GIVEN TASK ->
Your task is to copy every line of the entries that contains "Alcohol".

____ EXTRACTED DATA

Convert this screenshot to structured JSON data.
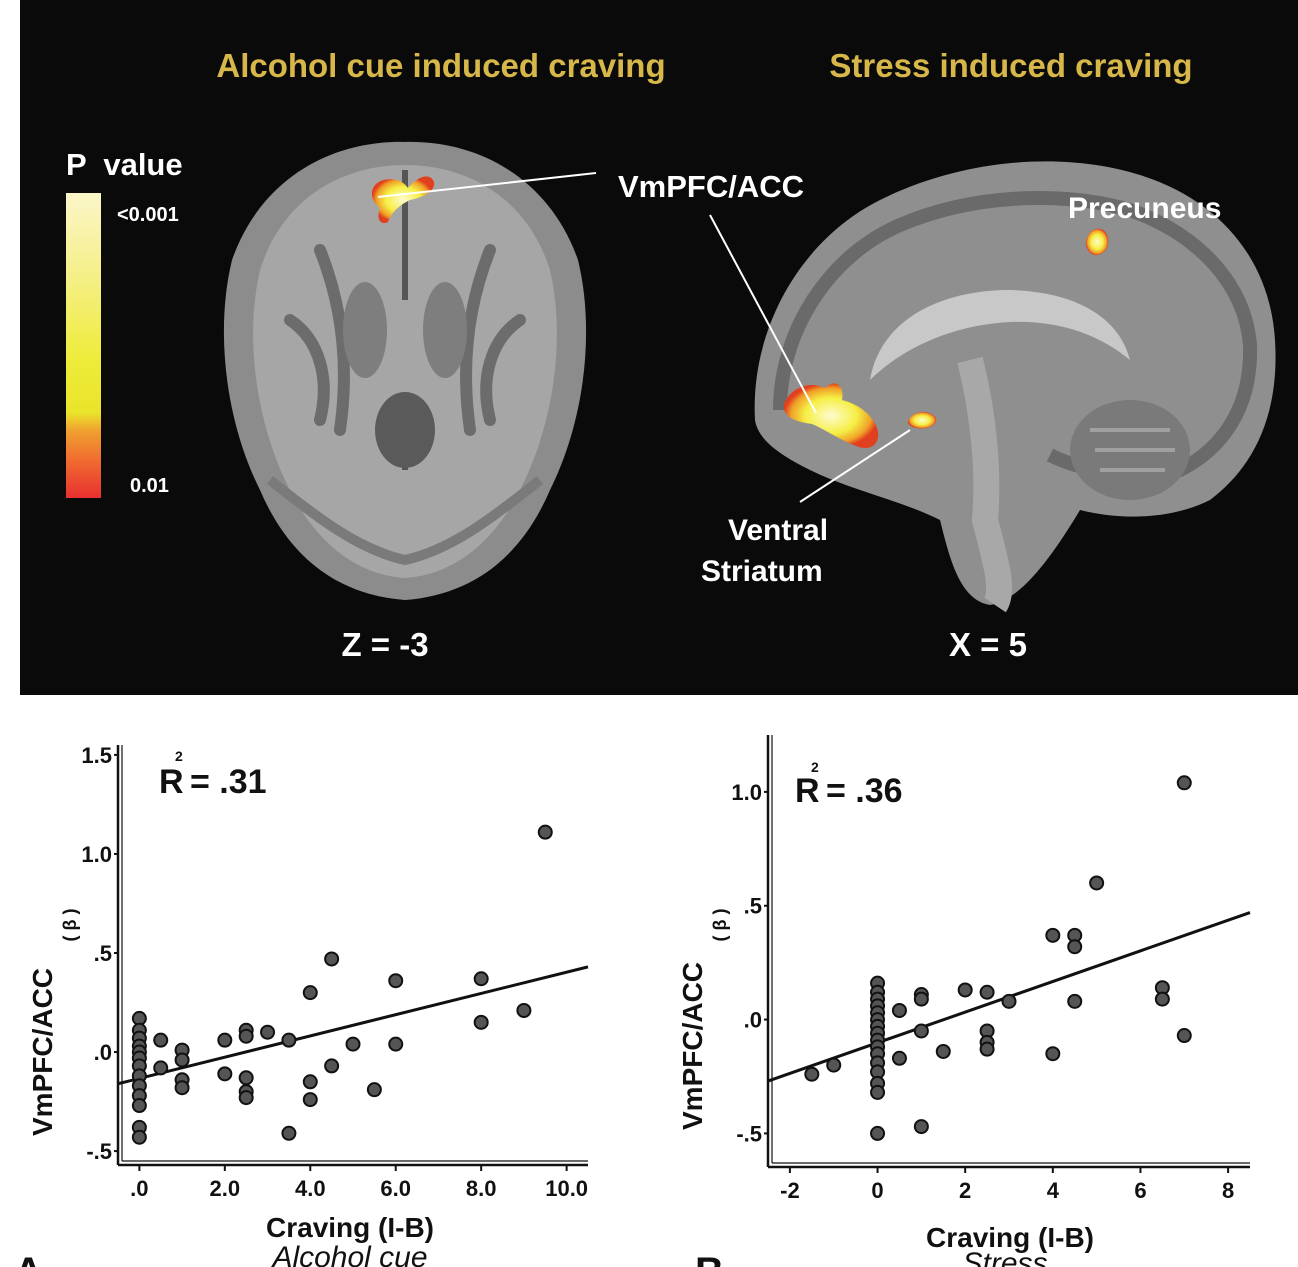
{
  "brain": {
    "title_left": "Alcohol cue induced craving",
    "title_right": "Stress induced craving",
    "legend_title": "P  value",
    "legend_top": "<0.001",
    "legend_bottom": "0.01",
    "label_vmpfc": "VmPFC/ACC",
    "label_precuneus": "Precuneus",
    "label_ventral": "Ventral",
    "label_striatum": "Striatum",
    "coord_left": "Z = -3",
    "coord_right": "X = 5",
    "colors": {
      "background": "#0a0a0a",
      "title": "#d8b74a",
      "activation": "#f5f04a",
      "activation_edge": "#e8402a"
    }
  },
  "chart_data": [
    {
      "type": "scatter",
      "panel_label": "A",
      "subtitle": "Alcohol cue",
      "xlabel": "Craving (I-B)",
      "ylabel": "VmPFC/ACC",
      "ylabel_sub": "( β )",
      "r2_label": "R",
      "r2_sup": "2",
      "r2_value": "= .31",
      "xlim": [
        -0.5,
        10.5
      ],
      "ylim": [
        -0.55,
        1.55
      ],
      "xticks": [
        0,
        2,
        4,
        6,
        8,
        10
      ],
      "xtick_labels": [
        ".0",
        "2.0",
        "4.0",
        "6.0",
        "8.0",
        "10.0"
      ],
      "yticks": [
        -0.5,
        0,
        0.5,
        1.0,
        1.5
      ],
      "ytick_labels": [
        "-.5",
        ".0",
        ".5",
        "1.0",
        "1.5"
      ],
      "fit": {
        "x": [
          -0.5,
          10.5
        ],
        "y": [
          -0.16,
          0.43
        ]
      },
      "points": [
        [
          0,
          0.17
        ],
        [
          0,
          0.11
        ],
        [
          0,
          0.07
        ],
        [
          0,
          0.03
        ],
        [
          0,
          0.0
        ],
        [
          0,
          -0.03
        ],
        [
          0,
          -0.07
        ],
        [
          0,
          -0.12
        ],
        [
          0,
          -0.17
        ],
        [
          0,
          -0.22
        ],
        [
          0,
          -0.27
        ],
        [
          0,
          -0.38
        ],
        [
          0,
          -0.43
        ],
        [
          0.5,
          0.06
        ],
        [
          0.5,
          -0.08
        ],
        [
          1,
          0.01
        ],
        [
          1,
          -0.04
        ],
        [
          1,
          -0.14
        ],
        [
          1,
          -0.18
        ],
        [
          2,
          0.06
        ],
        [
          2,
          -0.11
        ],
        [
          2.5,
          0.11
        ],
        [
          2.5,
          0.08
        ],
        [
          2.5,
          -0.13
        ],
        [
          2.5,
          -0.2
        ],
        [
          2.5,
          -0.23
        ],
        [
          3,
          0.1
        ],
        [
          3.5,
          0.06
        ],
        [
          3.5,
          -0.41
        ],
        [
          4,
          0.3
        ],
        [
          4,
          -0.15
        ],
        [
          4,
          -0.24
        ],
        [
          4.5,
          0.47
        ],
        [
          4.5,
          -0.07
        ],
        [
          5,
          0.04
        ],
        [
          5.5,
          -0.19
        ],
        [
          6,
          0.36
        ],
        [
          6,
          0.04
        ],
        [
          8,
          0.37
        ],
        [
          8,
          0.15
        ],
        [
          9,
          0.21
        ],
        [
          9.5,
          1.11
        ]
      ]
    },
    {
      "type": "scatter",
      "panel_label": "B",
      "subtitle": "Stress",
      "xlabel": "Craving (I-B)",
      "ylabel": "VmPFC/ACC",
      "ylabel_sub": "( β )",
      "r2_label": "R",
      "r2_sup": "2",
      "r2_value": "= .36",
      "xlim": [
        -2.5,
        8.5
      ],
      "ylim": [
        -0.63,
        1.25
      ],
      "xticks": [
        -2,
        0,
        2,
        4,
        6,
        8
      ],
      "xtick_labels": [
        "-2",
        "0",
        "2",
        "4",
        "6",
        "8"
      ],
      "yticks": [
        -0.5,
        0,
        0.5,
        1.0
      ],
      "ytick_labels": [
        "-.5",
        ".0",
        ".5",
        "1.0"
      ],
      "fit": {
        "x": [
          -2.5,
          8.5
        ],
        "y": [
          -0.27,
          0.47
        ]
      },
      "points": [
        [
          -1.5,
          -0.24
        ],
        [
          -1,
          -0.2
        ],
        [
          0,
          0.16
        ],
        [
          0,
          0.12
        ],
        [
          0,
          0.09
        ],
        [
          0,
          0.06
        ],
        [
          0,
          0.03
        ],
        [
          0,
          0.0
        ],
        [
          0,
          -0.03
        ],
        [
          0,
          -0.06
        ],
        [
          0,
          -0.09
        ],
        [
          0,
          -0.12
        ],
        [
          0,
          -0.15
        ],
        [
          0,
          -0.19
        ],
        [
          0,
          -0.23
        ],
        [
          0,
          -0.28
        ],
        [
          0,
          -0.32
        ],
        [
          0,
          -0.5
        ],
        [
          0.5,
          0.04
        ],
        [
          0.5,
          -0.17
        ],
        [
          1,
          0.11
        ],
        [
          1,
          0.09
        ],
        [
          1,
          -0.05
        ],
        [
          1,
          -0.47
        ],
        [
          1.5,
          -0.14
        ],
        [
          2,
          0.13
        ],
        [
          2.5,
          0.12
        ],
        [
          2.5,
          -0.05
        ],
        [
          2.5,
          -0.1
        ],
        [
          2.5,
          -0.13
        ],
        [
          3,
          0.08
        ],
        [
          4,
          0.37
        ],
        [
          4,
          -0.15
        ],
        [
          4.5,
          0.37
        ],
        [
          4.5,
          0.32
        ],
        [
          4.5,
          0.08
        ],
        [
          5,
          0.6
        ],
        [
          6.5,
          0.14
        ],
        [
          6.5,
          0.09
        ],
        [
          7,
          1.04
        ],
        [
          7,
          -0.07
        ]
      ]
    }
  ]
}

________

OUTPUT BELOW ->
    "title_left": "Alcohol cue induced craving",
      "subtitle": "Alcohol cue",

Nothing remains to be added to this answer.